● **To be done**
1. In the patent claims on driver training assignment, what does the natural language processor produce?
2. Decide whether each statement agrees with the patent claims on driver training assignment. Answer yes or no for each, and quote the words from the claims that settle it. (a) Claim 10 identifies content based on calculated distances. (b) Claim 16 provides the new training assignment to the driver's employer. (c) Claim 11 assigns a weight to a dimension of the electronic training content vectors.
3. Summarize the patent claims on driver training assignment in two sentences.

● **Document extract**
────────────────────────────────────────

10. The method of claim 9, wherein evaluating the electronic training content vectors and the driver behavior data vectors to identify training content of the electronic training content relevant to the driver comprises:

calculating distances between the electronic training content vectors and the driver behavior data vectors based on a value of each dimension of the electronic training content vectors and a value of each dimension of the driver behavior data vectors; and

identifying content based on the calculated distances.

11. The method of claim 10, wherein evaluating the electronic training content vectors and the driver behavior data vectors to identify training content of the electronic training content relevant to the driver further comprises assigning a weight to at least one dimension of the driver behavior data vectors.

12. The method of claim 10, wherein evaluating the electronic training content vectors and the driver behavior data vectors to identify training content of the electronic training content relevant to the driver further comprises assigning a weight to at least one dimension of the electronic training content vectors.

13. The method of claim 1, wherein the electronic training content vectors and the driver behavior data vectors.

14. The method of claim 1, wherein evaluating the electronic training content vectors and the driver behavior data vectors comprises determining that one of the electronic training content vectors is correlated with one of the driver behavior data vectors.

15. The method of claim 14, wherein the identified training content comprises the electronic training content of the electronic training content vector that is correlated with one of the driver behavior data vectors.

16. The method of claim 1, further comprising:

receiving feedback of a performance of the driver of the provided training assignment;

reevaluating the electronic training content vectors and the driver behavior data vectors to identify additional training content relevant to the driver based on the feedback;

generating a new training assignment based on the identified additional training content; and

providing the new training assignment to the driver.

17. The method of claim 16, wherein generating the new training assignment based on the identified additional training content comprises including at least one identified training content document in the training assignment.

18. The method of claim 16, wherein the identified additional training content comprises a portion of the identified training content.

19. The method of claim 1, wherein the driver behavior data comprises one of:

a motor vehicle report;

a telematics event datapoint;

a claim datapoint;

a court datapoint; or

a combination thereof.

20. A system for assigning content to a driver, comprising:

a server operable to:

receive electronic training content; and

receive driver behavior data associated with the driver,

wherein the server comprises:

a natural language processor operable to process the electronic training content to produce tokenized electronic training content, and process the driver behavior data to produce tokenized driver behavior data;

a document analysis processor operable to process the tokenized electronic training content to produce electronic training content vectors, and process the tokenized driver behavior data to produce driver behavior data vectors; and

a training assignment processor operable:

to evaluate the electronic training content vectors and the driver behavior data vectors to identify training content of the electronic training content relevant to the driver; and

generate a training assignment based on the identified training content;

wherein the server is further operable to provide the training assignment to the driver.

────────────────────────────────────────

● **Information shown**
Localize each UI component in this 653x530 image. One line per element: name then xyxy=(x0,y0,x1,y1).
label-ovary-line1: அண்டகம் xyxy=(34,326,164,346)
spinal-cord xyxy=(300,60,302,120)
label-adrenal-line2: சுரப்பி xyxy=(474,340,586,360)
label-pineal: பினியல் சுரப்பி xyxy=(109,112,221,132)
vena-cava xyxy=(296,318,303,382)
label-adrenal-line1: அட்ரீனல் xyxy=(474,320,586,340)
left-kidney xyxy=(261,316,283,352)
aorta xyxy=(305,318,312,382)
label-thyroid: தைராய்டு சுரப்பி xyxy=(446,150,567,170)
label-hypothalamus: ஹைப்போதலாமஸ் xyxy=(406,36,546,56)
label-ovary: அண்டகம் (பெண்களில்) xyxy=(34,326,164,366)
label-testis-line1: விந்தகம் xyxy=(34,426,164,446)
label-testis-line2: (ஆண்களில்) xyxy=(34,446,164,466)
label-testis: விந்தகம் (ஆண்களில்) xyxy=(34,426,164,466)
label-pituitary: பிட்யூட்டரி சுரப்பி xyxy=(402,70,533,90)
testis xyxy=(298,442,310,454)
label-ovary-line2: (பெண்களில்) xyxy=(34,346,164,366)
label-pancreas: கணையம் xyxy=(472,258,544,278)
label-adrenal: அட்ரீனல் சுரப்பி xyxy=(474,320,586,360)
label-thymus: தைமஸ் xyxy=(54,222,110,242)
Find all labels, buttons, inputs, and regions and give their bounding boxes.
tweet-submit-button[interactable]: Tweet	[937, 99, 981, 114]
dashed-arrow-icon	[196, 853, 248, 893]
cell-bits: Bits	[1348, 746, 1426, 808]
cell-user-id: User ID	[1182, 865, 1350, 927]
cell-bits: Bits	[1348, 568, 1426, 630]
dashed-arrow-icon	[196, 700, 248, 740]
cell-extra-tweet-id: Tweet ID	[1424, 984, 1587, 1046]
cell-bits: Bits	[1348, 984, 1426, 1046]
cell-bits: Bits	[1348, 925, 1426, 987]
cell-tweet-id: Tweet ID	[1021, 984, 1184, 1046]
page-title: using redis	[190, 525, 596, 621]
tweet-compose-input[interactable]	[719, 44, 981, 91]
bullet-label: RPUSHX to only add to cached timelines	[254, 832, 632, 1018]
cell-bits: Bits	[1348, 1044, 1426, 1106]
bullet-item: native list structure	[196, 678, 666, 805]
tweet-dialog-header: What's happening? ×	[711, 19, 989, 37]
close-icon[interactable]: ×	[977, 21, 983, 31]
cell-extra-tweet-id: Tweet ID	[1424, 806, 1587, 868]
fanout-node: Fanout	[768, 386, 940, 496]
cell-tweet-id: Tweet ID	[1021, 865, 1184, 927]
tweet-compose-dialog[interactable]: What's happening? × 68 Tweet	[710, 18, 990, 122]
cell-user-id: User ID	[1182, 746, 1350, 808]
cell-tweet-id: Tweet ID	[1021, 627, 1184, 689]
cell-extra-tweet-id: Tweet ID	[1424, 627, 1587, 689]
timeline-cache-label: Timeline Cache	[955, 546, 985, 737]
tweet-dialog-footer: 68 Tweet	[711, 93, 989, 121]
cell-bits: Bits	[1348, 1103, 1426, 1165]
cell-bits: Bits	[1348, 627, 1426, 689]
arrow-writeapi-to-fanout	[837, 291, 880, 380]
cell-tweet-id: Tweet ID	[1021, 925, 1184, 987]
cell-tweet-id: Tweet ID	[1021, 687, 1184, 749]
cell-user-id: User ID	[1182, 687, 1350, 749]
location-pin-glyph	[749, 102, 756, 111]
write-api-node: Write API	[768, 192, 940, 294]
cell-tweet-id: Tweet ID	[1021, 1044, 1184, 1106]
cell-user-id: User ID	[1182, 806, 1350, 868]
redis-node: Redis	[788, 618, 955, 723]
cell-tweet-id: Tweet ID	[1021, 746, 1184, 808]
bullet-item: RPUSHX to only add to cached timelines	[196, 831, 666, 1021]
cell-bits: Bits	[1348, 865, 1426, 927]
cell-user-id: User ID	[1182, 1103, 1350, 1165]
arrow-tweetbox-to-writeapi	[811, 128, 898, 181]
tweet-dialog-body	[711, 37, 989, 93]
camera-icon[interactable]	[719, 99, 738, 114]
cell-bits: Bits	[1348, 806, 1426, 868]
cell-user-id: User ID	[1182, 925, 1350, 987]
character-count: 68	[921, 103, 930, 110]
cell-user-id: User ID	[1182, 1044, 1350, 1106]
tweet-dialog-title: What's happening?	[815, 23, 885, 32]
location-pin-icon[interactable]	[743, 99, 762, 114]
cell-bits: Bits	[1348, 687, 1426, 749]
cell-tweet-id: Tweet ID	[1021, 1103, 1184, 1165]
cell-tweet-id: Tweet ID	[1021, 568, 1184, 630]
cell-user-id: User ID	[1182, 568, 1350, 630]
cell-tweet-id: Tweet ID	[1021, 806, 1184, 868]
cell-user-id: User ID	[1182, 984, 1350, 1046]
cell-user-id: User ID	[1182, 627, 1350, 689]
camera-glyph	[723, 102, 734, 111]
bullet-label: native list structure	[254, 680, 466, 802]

────────────────────────────────────────

● **The answers**
1. It produces tokenized electronic training content and tokenized driver behavior data.

2.
(a) Yes: "identifying content based on the calculated distances."
(b) No: "providing the new training assignment to the driver."
(c) No: "assigning a weight to at least one dimension of the driver behavior data vectors."

3. The method claims evaluate electronic training content vectors against driver behavior data vectors, such as by calculating distances or finding a correlation, to identify training content relevant to a driver, and one claim adds using feedback on the driver's performance to generate and provide a new training assignment. The system claim describes a server that has three processors: a natural language processor that tokenizes the training content and driver behavior data, a document analysis processor that turns the tokenized data into vectors, and a training assignment processor that evaluates those vectors and generates a training assignment, which the server provides to the driver.